- Required task -
Copy each line of the entries that contains the word "ylabel".

- Dataset -
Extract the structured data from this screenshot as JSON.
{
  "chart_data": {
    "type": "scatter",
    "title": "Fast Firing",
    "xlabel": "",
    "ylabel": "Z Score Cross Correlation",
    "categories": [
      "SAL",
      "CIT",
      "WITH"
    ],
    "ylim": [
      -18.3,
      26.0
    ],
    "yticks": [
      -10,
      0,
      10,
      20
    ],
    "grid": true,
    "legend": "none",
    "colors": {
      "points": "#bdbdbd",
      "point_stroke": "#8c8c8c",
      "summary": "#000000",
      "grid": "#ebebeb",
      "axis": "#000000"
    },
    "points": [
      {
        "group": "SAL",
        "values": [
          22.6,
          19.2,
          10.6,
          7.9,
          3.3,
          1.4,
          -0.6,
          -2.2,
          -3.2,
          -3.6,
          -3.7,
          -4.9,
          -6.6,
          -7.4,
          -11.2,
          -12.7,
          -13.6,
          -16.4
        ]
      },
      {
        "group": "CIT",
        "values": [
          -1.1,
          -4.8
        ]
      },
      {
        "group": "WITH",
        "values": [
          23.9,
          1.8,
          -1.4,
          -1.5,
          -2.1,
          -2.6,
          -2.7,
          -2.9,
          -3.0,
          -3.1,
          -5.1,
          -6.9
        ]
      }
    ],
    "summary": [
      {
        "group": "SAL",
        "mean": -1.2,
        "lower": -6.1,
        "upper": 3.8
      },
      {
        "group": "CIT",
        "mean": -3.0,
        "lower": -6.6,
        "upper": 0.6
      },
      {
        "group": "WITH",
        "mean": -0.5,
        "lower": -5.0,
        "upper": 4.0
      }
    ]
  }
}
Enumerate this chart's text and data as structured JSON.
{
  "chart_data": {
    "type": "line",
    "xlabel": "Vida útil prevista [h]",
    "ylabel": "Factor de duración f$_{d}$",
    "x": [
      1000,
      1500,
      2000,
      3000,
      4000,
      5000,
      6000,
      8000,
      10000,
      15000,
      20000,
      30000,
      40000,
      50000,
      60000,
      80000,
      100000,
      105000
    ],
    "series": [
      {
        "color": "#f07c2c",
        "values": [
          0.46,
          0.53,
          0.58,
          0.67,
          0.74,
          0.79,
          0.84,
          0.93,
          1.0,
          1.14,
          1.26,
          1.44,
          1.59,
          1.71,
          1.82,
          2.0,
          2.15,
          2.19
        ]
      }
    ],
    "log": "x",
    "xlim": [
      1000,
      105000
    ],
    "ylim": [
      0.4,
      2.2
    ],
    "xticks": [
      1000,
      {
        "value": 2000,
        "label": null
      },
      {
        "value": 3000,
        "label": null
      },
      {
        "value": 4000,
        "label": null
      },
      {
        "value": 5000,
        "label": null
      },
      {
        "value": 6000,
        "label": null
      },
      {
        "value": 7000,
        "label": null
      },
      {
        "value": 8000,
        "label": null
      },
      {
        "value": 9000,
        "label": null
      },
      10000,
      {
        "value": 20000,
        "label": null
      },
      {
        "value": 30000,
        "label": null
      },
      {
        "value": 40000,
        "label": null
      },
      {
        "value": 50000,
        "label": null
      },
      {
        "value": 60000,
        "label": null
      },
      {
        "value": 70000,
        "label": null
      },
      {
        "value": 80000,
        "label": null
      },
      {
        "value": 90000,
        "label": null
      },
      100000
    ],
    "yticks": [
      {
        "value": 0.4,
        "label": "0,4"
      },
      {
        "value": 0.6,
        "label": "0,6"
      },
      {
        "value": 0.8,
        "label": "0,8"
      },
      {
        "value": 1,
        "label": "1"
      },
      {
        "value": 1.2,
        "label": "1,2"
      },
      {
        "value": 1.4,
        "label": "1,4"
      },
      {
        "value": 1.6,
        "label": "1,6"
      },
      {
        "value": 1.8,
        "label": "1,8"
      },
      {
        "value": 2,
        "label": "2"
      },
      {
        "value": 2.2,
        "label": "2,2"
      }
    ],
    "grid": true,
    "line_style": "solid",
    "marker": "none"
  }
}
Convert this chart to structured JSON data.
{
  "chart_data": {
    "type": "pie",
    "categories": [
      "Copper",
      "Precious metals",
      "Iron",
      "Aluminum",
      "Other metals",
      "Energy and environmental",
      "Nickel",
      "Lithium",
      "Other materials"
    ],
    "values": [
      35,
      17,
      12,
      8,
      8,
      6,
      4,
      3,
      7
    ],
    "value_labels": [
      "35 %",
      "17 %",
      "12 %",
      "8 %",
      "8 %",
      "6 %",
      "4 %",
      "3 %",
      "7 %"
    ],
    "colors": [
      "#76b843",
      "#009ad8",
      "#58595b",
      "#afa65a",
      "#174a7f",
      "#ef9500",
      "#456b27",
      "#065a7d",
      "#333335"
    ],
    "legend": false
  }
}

- Correct response -
    "ylabel": "Z Score Cross Correlation",
    "ylabel": "Factor de duración f$_{d}$",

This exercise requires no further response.